_Data section_
━━━━━━

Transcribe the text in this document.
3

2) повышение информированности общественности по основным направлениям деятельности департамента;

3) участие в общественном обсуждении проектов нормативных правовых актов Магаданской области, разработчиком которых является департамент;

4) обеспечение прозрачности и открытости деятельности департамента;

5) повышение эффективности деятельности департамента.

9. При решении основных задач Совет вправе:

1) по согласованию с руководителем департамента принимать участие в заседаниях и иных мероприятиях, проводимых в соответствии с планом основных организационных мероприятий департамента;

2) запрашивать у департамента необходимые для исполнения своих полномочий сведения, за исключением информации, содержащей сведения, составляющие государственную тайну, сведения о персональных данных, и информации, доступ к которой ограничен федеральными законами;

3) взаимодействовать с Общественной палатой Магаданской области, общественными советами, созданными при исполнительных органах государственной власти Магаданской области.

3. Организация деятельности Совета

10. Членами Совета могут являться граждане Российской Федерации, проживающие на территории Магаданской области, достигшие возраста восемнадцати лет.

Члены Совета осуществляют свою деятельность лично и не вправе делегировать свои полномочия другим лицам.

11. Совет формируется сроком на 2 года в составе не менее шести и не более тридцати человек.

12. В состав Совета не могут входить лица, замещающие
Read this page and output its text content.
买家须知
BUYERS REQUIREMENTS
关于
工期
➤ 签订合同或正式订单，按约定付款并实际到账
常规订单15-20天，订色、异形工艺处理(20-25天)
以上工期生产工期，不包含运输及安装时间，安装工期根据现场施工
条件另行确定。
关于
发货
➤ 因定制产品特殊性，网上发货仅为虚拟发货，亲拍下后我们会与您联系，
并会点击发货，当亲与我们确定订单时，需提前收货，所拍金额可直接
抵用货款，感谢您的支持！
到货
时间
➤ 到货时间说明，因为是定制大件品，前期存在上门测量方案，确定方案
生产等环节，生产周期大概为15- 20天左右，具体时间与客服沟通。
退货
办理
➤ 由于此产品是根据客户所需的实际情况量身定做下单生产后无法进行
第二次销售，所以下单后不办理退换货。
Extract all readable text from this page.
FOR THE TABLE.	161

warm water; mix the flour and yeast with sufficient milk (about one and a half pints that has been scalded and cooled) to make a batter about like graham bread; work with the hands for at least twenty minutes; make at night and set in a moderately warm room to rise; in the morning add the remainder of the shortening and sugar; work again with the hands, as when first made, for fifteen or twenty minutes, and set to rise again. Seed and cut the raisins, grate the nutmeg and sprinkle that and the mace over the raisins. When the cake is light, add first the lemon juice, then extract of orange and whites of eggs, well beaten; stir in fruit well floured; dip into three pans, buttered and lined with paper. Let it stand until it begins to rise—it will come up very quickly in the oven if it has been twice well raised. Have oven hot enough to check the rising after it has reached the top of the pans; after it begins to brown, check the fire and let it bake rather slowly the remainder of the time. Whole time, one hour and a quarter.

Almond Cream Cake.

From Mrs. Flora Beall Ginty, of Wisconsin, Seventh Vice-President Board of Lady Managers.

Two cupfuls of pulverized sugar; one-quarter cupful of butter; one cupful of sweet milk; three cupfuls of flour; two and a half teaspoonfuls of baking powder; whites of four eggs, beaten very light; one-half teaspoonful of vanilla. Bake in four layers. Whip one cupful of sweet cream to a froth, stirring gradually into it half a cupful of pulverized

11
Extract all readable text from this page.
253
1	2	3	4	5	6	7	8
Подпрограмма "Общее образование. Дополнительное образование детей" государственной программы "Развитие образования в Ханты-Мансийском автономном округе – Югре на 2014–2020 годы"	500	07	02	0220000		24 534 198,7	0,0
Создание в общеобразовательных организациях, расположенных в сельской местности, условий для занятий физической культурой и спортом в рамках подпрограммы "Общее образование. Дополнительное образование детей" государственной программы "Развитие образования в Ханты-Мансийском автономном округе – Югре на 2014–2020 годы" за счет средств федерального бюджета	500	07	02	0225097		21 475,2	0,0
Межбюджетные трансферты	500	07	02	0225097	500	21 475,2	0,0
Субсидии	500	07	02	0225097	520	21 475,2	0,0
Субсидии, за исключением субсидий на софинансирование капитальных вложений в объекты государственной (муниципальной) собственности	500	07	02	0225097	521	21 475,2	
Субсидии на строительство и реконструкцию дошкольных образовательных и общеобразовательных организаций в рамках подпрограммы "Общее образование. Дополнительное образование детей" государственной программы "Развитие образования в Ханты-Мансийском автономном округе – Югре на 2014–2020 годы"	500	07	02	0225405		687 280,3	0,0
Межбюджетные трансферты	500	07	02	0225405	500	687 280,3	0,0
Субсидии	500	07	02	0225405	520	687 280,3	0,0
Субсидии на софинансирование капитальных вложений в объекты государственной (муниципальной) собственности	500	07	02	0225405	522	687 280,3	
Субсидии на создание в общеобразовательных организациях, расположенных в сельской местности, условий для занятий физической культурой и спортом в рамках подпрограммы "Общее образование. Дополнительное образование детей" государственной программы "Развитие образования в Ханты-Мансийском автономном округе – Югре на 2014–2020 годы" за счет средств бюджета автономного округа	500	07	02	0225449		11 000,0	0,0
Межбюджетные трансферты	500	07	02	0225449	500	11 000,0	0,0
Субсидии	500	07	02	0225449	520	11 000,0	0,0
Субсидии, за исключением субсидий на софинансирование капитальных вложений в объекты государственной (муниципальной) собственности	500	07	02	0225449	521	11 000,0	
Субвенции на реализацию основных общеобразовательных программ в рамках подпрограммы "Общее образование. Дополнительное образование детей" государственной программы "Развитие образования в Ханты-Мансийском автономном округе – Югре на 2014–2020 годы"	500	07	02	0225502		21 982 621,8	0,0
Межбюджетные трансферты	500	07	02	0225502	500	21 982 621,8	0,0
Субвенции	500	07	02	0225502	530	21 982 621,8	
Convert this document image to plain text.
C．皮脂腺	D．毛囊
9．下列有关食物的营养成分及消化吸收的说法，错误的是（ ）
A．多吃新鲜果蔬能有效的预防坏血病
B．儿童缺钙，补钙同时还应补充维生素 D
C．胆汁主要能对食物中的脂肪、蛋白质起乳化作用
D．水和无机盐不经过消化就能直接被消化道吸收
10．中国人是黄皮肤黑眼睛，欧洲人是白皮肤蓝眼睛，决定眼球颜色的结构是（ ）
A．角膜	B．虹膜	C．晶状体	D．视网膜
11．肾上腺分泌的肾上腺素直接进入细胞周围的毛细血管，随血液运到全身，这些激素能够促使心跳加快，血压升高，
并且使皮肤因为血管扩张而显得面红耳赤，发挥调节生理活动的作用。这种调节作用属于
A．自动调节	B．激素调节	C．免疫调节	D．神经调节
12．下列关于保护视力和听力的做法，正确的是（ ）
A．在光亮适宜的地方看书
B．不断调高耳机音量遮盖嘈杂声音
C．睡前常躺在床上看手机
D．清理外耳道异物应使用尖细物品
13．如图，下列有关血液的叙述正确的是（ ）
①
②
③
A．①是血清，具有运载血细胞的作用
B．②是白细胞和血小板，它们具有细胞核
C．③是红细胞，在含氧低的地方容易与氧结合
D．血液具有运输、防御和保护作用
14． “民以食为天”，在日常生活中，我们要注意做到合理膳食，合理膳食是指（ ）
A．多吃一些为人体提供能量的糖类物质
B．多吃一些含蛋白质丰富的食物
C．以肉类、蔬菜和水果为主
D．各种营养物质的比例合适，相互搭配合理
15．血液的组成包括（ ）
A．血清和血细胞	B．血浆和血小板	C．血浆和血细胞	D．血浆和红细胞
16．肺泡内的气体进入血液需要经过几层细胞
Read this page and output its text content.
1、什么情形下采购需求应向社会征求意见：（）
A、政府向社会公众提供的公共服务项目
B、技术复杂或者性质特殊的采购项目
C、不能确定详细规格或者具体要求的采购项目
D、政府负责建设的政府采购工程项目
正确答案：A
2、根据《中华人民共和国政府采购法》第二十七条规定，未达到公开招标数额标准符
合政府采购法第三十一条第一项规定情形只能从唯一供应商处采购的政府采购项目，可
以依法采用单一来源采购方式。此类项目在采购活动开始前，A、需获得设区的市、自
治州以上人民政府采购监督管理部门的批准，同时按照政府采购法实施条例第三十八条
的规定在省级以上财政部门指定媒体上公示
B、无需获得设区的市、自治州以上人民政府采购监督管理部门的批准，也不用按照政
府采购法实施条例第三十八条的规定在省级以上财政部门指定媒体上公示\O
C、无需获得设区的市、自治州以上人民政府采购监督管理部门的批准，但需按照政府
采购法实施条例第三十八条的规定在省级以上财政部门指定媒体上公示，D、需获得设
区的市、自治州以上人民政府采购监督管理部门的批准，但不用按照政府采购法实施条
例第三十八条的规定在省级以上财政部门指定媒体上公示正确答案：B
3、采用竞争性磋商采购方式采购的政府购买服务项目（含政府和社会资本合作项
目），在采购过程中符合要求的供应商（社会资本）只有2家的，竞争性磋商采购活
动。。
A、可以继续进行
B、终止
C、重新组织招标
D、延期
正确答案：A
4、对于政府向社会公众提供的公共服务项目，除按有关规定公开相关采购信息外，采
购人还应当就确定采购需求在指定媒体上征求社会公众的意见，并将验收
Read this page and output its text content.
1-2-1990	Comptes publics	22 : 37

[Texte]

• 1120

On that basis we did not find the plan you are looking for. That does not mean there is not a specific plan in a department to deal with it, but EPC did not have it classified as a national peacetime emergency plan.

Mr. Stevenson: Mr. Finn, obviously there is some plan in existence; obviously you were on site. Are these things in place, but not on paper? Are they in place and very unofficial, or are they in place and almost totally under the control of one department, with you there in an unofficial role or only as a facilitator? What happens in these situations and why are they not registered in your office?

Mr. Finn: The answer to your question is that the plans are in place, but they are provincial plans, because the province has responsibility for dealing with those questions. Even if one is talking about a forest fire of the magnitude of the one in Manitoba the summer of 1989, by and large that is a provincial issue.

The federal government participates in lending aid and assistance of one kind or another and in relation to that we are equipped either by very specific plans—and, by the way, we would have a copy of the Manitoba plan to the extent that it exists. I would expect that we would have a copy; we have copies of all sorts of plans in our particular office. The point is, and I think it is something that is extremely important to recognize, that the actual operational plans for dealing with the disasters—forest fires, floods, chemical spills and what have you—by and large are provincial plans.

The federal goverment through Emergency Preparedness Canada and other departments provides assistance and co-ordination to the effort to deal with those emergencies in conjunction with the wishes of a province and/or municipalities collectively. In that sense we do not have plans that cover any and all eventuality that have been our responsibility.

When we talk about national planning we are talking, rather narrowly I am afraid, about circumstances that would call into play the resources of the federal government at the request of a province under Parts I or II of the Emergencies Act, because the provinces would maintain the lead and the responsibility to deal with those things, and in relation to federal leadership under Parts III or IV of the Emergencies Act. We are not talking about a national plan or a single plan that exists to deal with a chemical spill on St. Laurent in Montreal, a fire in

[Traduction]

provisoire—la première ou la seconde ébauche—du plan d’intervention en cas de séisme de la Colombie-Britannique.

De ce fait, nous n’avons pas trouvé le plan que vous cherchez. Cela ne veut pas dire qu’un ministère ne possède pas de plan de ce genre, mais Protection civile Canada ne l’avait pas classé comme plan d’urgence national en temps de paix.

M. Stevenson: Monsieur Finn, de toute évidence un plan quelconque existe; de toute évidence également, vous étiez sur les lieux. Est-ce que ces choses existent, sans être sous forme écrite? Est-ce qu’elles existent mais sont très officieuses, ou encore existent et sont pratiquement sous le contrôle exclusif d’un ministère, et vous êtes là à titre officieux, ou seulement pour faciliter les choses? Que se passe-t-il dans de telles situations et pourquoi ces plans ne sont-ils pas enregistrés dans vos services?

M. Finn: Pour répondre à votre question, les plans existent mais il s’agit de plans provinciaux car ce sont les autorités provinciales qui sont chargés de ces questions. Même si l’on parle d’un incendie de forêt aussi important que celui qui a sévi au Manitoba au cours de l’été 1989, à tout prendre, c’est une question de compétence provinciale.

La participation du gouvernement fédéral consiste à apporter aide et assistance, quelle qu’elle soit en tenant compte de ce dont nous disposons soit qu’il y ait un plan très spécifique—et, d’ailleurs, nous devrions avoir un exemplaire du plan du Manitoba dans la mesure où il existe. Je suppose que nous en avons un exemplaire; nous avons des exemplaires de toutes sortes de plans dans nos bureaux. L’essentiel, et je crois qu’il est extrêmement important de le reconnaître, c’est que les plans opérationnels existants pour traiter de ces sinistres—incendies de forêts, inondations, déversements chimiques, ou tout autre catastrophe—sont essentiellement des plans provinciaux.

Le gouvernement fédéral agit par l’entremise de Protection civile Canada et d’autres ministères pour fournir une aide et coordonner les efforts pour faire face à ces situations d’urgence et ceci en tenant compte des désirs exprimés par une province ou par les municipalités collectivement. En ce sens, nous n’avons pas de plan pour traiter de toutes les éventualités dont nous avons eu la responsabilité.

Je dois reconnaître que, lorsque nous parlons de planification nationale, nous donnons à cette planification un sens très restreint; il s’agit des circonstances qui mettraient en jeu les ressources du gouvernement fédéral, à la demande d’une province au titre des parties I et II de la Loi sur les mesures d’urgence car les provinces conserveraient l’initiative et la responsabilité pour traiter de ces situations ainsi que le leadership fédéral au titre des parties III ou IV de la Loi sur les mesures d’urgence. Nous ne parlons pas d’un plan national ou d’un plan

━━━━━━

_What is being asked_
Pull out all lines of the data with the string "области".

_Final answer_
3) участие в общественном обсуждении проектов нормативных правовых актов Магаданской области, разработчиком которых является департамент;
3) взаимодействовать с Общественной палатой Магаданской области, общественными советами, созданными при исполнительных органах государственной власти Магаданской области.
10. Членами Совета могут являться граждане Российской Федерации, проживающие на территории Магаданской области, достигшие возраста восемнадцати лет.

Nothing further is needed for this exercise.